Goal:
Count the lines below that contain the word "moral". Give only the number.

Dataset records:

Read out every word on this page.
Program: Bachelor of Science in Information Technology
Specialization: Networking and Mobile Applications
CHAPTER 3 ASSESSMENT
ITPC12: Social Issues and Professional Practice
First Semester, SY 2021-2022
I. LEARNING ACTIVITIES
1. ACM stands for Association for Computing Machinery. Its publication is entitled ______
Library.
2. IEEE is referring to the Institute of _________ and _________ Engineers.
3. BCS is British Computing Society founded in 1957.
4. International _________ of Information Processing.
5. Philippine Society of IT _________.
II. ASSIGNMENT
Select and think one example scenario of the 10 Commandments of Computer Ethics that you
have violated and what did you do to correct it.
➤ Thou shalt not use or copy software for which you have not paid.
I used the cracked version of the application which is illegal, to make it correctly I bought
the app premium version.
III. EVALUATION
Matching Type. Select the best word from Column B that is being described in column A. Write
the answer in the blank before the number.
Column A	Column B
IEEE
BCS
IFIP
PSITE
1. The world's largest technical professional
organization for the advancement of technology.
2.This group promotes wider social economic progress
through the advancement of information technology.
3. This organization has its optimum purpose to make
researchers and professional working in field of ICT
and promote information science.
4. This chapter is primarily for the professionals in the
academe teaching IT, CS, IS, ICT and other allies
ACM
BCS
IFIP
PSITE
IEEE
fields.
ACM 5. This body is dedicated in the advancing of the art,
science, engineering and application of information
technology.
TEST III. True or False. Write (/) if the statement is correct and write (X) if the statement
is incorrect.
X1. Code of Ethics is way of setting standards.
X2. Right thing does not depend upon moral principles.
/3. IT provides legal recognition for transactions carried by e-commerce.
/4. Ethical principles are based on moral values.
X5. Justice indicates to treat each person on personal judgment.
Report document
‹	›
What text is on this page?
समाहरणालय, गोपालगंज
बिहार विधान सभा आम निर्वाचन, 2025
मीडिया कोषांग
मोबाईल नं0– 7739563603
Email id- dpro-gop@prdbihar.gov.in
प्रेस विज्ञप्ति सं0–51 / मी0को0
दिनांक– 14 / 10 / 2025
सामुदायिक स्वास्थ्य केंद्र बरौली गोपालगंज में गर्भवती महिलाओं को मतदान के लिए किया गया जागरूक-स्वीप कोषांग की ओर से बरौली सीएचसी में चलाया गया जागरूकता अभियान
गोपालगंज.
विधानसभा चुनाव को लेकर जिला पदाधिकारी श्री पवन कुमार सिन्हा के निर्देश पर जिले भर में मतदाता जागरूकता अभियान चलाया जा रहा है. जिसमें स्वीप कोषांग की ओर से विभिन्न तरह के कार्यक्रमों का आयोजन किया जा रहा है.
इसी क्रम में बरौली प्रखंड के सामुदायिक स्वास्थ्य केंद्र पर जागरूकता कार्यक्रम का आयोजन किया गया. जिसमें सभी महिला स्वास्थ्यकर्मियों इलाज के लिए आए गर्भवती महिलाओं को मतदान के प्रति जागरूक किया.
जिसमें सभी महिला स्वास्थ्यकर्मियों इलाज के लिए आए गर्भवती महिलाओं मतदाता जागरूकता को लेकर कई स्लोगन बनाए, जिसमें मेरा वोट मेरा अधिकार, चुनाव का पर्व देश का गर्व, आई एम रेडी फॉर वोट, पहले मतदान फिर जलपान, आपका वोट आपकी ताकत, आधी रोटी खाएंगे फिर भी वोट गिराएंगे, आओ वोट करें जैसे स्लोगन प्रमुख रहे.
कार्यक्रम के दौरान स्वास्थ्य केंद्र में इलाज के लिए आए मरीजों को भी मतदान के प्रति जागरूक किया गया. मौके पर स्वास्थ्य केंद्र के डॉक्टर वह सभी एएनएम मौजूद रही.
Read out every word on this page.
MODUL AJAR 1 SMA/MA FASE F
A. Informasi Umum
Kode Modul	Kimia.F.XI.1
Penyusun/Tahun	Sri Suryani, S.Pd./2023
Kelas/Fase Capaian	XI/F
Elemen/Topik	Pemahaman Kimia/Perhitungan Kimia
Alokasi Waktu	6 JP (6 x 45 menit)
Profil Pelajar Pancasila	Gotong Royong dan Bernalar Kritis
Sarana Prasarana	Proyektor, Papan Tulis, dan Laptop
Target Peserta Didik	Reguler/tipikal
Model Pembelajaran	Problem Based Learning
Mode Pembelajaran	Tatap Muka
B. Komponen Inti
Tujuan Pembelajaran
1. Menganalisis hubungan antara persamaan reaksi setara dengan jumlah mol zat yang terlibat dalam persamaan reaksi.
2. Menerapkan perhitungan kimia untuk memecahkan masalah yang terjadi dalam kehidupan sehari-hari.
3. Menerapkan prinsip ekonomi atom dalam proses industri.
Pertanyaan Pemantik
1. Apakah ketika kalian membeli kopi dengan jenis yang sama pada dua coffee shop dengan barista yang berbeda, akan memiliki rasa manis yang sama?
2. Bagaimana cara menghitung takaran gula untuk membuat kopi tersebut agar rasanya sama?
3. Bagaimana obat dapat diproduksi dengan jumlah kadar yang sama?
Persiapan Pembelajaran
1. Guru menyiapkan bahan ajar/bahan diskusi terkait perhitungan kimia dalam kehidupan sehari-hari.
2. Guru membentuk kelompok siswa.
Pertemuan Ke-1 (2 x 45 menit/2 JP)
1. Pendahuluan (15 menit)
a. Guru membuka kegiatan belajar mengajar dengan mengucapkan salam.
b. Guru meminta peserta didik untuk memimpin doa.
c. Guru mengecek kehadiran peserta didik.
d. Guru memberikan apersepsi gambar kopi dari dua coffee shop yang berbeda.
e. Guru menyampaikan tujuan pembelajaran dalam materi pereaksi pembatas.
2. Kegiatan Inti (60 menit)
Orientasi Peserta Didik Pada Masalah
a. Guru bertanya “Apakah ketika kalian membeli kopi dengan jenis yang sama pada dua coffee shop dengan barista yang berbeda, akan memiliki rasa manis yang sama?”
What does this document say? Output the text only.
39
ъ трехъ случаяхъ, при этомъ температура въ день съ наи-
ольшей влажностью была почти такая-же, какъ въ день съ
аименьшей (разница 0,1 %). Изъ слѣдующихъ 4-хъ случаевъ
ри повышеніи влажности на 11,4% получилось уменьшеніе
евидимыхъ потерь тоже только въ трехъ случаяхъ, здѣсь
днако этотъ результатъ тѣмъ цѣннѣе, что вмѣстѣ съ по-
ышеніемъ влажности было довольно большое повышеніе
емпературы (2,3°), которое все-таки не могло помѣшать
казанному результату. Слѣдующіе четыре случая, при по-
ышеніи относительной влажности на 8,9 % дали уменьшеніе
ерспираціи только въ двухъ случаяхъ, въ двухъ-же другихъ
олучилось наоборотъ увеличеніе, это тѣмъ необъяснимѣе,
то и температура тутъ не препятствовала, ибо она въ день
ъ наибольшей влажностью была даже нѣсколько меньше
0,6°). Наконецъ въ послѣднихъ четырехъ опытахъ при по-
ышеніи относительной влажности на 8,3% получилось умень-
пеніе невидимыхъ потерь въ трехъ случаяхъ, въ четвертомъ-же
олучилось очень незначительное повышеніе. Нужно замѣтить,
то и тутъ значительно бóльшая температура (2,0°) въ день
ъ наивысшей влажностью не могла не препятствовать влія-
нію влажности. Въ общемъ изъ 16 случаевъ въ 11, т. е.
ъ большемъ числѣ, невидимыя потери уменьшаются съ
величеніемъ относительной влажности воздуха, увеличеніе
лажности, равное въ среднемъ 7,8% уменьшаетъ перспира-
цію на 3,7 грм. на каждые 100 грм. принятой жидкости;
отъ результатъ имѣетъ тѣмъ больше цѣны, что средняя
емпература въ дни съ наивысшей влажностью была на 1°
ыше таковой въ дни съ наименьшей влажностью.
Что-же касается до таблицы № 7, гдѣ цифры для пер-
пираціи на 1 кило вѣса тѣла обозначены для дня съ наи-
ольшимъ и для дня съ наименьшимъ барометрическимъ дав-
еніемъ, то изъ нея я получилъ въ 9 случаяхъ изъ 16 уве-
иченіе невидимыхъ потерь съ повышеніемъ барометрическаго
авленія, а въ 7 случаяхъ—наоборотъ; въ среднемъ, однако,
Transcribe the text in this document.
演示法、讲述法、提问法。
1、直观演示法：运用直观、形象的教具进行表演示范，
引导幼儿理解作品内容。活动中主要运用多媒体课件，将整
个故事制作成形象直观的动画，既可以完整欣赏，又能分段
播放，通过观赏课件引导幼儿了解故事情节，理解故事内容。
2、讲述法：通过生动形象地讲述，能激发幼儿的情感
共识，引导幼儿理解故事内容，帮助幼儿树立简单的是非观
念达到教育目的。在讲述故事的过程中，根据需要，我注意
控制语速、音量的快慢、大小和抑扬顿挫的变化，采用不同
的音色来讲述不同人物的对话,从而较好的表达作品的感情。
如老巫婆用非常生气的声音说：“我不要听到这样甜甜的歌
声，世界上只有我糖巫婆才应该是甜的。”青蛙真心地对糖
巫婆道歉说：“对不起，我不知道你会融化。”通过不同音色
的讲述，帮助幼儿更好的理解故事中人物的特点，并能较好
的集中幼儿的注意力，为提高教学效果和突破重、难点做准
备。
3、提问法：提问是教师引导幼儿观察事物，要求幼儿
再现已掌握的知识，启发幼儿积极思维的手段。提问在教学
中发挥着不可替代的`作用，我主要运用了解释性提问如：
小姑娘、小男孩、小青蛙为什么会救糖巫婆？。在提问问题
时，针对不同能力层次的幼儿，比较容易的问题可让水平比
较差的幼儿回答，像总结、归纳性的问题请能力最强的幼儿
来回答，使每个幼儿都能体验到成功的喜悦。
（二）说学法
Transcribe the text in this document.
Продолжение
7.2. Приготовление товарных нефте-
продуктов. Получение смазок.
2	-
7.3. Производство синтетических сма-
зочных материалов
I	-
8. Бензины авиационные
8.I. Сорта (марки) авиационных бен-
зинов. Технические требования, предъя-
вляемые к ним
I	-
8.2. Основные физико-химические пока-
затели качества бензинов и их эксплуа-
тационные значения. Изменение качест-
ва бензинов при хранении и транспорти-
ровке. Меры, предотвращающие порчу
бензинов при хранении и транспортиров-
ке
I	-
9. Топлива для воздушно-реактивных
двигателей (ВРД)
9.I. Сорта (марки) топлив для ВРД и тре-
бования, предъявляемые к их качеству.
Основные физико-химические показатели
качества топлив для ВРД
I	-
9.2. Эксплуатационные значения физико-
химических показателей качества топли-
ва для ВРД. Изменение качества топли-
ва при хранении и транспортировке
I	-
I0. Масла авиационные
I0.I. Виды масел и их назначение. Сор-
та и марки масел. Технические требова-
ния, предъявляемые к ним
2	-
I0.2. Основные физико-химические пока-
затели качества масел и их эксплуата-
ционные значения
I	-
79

Answer for the task:
2